[Start of LISTING]

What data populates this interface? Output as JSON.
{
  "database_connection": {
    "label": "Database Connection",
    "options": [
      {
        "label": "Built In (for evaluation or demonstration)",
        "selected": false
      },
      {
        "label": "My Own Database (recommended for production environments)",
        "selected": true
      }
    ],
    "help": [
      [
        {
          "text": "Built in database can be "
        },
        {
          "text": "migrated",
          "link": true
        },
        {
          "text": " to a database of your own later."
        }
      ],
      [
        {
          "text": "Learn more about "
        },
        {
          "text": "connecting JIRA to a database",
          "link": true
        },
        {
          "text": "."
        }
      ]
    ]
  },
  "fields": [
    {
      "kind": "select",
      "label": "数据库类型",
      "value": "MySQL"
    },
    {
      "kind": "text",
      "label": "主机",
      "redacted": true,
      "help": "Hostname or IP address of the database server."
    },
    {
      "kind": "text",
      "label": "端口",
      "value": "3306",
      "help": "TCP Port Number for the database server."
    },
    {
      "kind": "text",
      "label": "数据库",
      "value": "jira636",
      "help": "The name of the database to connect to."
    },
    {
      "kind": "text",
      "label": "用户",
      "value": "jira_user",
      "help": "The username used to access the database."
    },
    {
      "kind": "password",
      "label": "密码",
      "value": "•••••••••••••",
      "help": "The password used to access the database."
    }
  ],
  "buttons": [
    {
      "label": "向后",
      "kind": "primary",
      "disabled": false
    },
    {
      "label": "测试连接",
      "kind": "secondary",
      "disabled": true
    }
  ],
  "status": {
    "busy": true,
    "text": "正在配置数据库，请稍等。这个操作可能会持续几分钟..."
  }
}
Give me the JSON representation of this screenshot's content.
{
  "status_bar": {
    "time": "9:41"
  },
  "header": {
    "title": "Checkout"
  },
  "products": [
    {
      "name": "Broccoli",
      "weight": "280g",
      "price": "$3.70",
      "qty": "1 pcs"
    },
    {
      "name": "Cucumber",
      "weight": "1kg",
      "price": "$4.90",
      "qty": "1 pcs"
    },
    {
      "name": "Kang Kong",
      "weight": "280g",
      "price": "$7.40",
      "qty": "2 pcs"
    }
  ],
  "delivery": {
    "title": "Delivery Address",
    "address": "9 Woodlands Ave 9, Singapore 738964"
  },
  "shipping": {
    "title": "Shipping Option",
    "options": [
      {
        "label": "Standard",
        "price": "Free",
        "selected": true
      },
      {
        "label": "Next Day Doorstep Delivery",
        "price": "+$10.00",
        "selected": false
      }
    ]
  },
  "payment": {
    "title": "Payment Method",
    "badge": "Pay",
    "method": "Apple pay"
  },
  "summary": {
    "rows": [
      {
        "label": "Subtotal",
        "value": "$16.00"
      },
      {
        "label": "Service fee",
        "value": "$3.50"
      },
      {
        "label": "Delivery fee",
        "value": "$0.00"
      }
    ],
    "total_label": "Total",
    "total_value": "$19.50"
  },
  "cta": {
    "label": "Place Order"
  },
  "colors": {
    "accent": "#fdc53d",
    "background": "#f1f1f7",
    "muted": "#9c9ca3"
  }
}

[End of LISTING]

**OBJECTIVE**
Each entry is to be returned in full, character for character.

**RESULT OF THE EXERCISE**
What data populates this interface? Output as JSON.
{
  "database_connection": {
    "label": "Database Connection",
    "options": [
      {
        "label": "Built In (for evaluation or demonstration)",
        "selected": false
      },
      {
        "label": "My Own Database (recommended for production environments)",
        "selected": true
      }
    ],
    "help": [
      [
        {
          "text": "Built in database can be "
        },
        {
          "text": "migrated",
          "link": true
        },
        {
          "text": " to a database of your own later."
        }
      ],
      [
        {
          "text": "Learn more about "
        },
        {
          "text": "connecting JIRA to a database",
          "link": true
        },
        {
          "text": "."
        }
      ]
    ]
  },
  "fields": [
    {
      "kind": "select",
      "label": "数据库类型",
      "value": "MySQL"
    },
    {
      "kind": "text",
      "label": "主机",
      "redacted": true,
      "help": "Hostname or IP address of the database server."
    },
    {
      "kind": "text",
      "label": "端口",
      "value": "3306",
      "help": "TCP Port Number for the database server."
    },
    {
      "kind": "text",
      "label": "数据库",
      "value": "jira636",
      "help": "The name of the database to connect to."
    },
    {
      "kind": "text",
      "label": "用户",
      "value": "jira_user",
      "help": "The username used to access the database."
    },
    {
      "kind": "password",
      "label": "密码",
      "value": "•••••••••••••",
      "help": "The password used to access the database."
    }
  ],
  "buttons": [
    {
      "label": "向后",
      "kind": "primary",
      "disabled": false
    },
    {
      "label": "测试连接",
      "kind": "secondary",
      "disabled": true
    }
  ],
  "status": {
    "busy": true,
    "text": "正在配置数据库，请稍等。这个操作可能会持续几分钟..."
  }
}
Give me the JSON representation of this screenshot's content.
{
  "status_bar": {
    "time": "9:41"
  },
  "header": {
    "title": "Checkout"
  },
  "products": [
    {
      "name": "Broccoli",
      "weight": "280g",
      "price": "$3.70",
      "qty": "1 pcs"
    },
    {
      "name": "Cucumber",
      "weight": "1kg",
      "price": "$4.90",
      "qty": "1 pcs"
    },
    {
      "name": "Kang Kong",
      "weight": "280g",
      "price": "$7.40",
      "qty": "2 pcs"
    }
  ],
  "delivery": {
    "title": "Delivery Address",
    "address": "9 Woodlands Ave 9, Singapore 738964"
  },
  "shipping": {
    "title": "Shipping Option",
    "options": [
      {
        "label": "Standard",
        "price": "Free",
        "selected": true
      },
      {
        "label": "Next Day Doorstep Delivery",
        "price": "+$10.00",
        "selected": false
      }
    ]
  },
  "payment": {
    "title": "Payment Method",
    "badge": "Pay",
    "method": "Apple pay"
  },
  "summary": {
    "rows": [
      {
        "label": "Subtotal",
        "value": "$16.00"
      },
      {
        "label": "Service fee",
        "value": "$3.50"
      },
      {
        "label": "Delivery fee",
        "value": "$0.00"
      }
    ],
    "total_label": "Total",
    "total_value": "$19.50"
  },
  "cta": {
    "label": "Place Order"
  },
  "colors": {
    "accent": "#fdc53d",
    "background": "#f1f1f7",
    "muted": "#9c9ca3"
  }
}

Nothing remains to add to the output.